Extracted data entries:
○ ○ ○ ○ ○ ○ ○

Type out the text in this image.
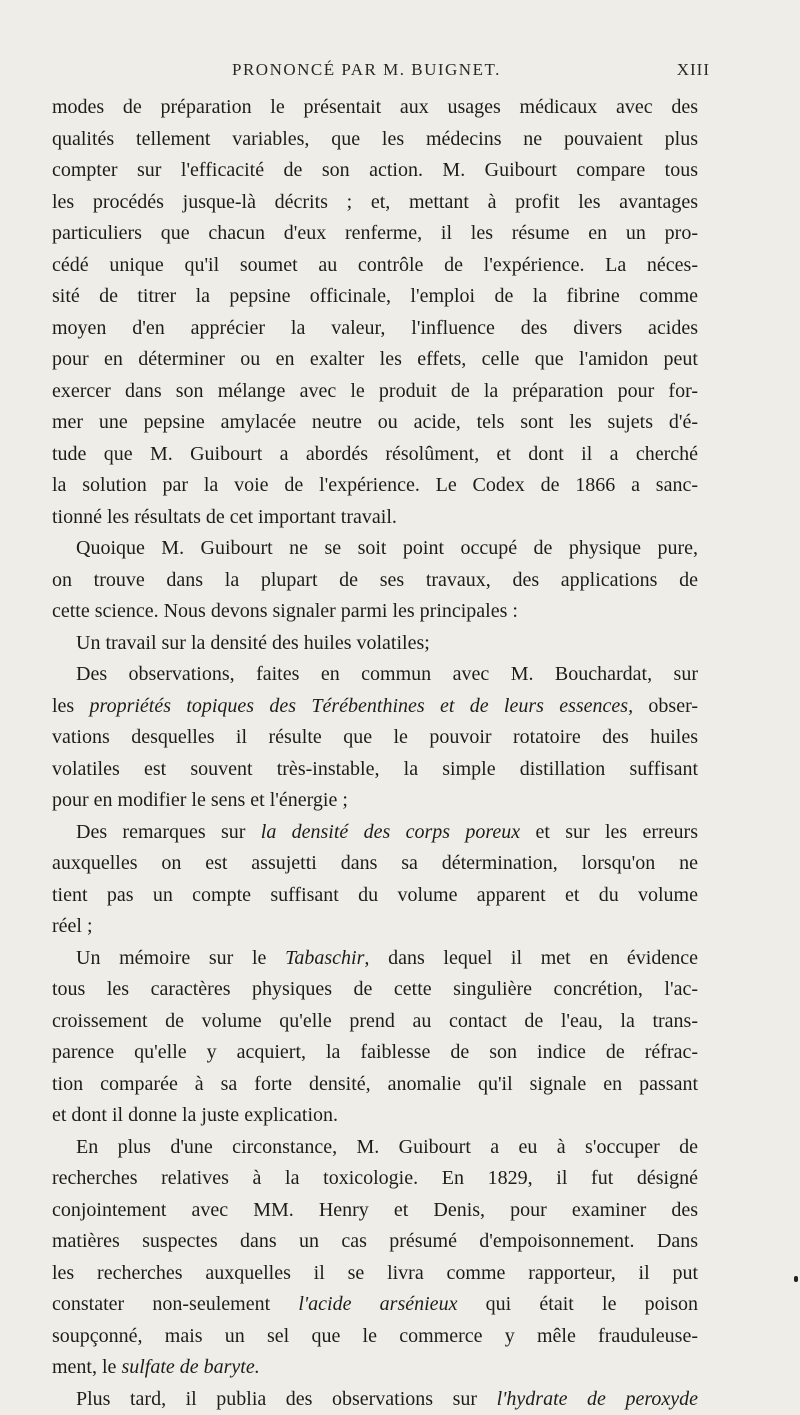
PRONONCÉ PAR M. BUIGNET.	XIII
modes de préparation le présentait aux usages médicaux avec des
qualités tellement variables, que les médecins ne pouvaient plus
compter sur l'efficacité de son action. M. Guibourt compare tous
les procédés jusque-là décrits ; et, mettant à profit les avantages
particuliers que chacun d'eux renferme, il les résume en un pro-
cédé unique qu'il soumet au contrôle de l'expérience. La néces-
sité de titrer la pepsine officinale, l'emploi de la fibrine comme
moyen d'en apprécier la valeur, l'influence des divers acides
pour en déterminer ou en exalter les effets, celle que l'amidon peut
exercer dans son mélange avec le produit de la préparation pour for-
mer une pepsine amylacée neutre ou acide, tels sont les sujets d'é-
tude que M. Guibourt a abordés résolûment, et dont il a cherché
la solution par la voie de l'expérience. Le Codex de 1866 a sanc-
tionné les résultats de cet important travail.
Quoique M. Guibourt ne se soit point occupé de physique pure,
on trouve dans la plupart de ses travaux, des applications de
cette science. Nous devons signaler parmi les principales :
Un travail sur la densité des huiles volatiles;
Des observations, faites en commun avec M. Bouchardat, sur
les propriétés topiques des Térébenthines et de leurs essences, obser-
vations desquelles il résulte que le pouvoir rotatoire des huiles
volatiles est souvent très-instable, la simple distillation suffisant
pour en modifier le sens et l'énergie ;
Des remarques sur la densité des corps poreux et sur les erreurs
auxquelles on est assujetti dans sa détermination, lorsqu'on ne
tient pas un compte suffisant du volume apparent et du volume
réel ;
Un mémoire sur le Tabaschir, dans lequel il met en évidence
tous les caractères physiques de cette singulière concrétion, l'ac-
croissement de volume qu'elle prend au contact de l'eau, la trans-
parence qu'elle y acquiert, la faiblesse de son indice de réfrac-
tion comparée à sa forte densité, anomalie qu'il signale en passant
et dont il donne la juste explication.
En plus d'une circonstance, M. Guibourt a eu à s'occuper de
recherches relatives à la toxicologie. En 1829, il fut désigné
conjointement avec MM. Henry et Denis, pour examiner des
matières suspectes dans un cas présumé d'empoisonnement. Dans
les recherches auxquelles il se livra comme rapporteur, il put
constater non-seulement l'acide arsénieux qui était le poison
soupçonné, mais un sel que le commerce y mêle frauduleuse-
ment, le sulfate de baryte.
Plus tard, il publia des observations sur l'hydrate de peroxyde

○ ○ ○ ○ ○ ○ ○

CHALLENGE: All the material shown above is to be copied exactly, with no pictures carried over.

ANSWER TO THIS TASK:
Type out the text in this image.
PRONONCÉ PAR M. BUIGNET.	XIII
modes de préparation le présentait aux usages médicaux avec des
qualités tellement variables, que les médecins ne pouvaient plus
compter sur l'efficacité de son action. M. Guibourt compare tous
les procédés jusque-là décrits ; et, mettant à profit les avantages
particuliers que chacun d'eux renferme, il les résume en un pro-
cédé unique qu'il soumet au contrôle de l'expérience. La néces-
sité de titrer la pepsine officinale, l'emploi de la fibrine comme
moyen d'en apprécier la valeur, l'influence des divers acides
pour en déterminer ou en exalter les effets, celle que l'amidon peut
exercer dans son mélange avec le produit de la préparation pour for-
mer une pepsine amylacée neutre ou acide, tels sont les sujets d'é-
tude que M. Guibourt a abordés résolûment, et dont il a cherché
la solution par la voie de l'expérience. Le Codex de 1866 a sanc-
tionné les résultats de cet important travail.
Quoique M. Guibourt ne se soit point occupé de physique pure,
on trouve dans la plupart de ses travaux, des applications de
cette science. Nous devons signaler parmi les principales :
Un travail sur la densité des huiles volatiles;
Des observations, faites en commun avec M. Bouchardat, sur
les propriétés topiques des Térébenthines et de leurs essences, obser-
vations desquelles il résulte que le pouvoir rotatoire des huiles
volatiles est souvent très-instable, la simple distillation suffisant
pour en modifier le sens et l'énergie ;
Des remarques sur la densité des corps poreux et sur les erreurs
auxquelles on est assujetti dans sa détermination, lorsqu'on ne
tient pas un compte suffisant du volume apparent et du volume
réel ;
Un mémoire sur le Tabaschir, dans lequel il met en évidence
tous les caractères physiques de cette singulière concrétion, l'ac-
croissement de volume qu'elle prend au contact de l'eau, la trans-
parence qu'elle y acquiert, la faiblesse de son indice de réfrac-
tion comparée à sa forte densité, anomalie qu'il signale en passant
et dont il donne la juste explication.
En plus d'une circonstance, M. Guibourt a eu à s'occuper de
recherches relatives à la toxicologie. En 1829, il fut désigné
conjointement avec MM. Henry et Denis, pour examiner des
matières suspectes dans un cas présumé d'empoisonnement. Dans
les recherches auxquelles il se livra comme rapporteur, il put
constater non-seulement l'acide arsénieux qui était le poison
soupçonné, mais un sel que le commerce y mêle frauduleuse-
ment, le sulfate de baryte.
Plus tard, il publia des observations sur l'hydrate de peroxyde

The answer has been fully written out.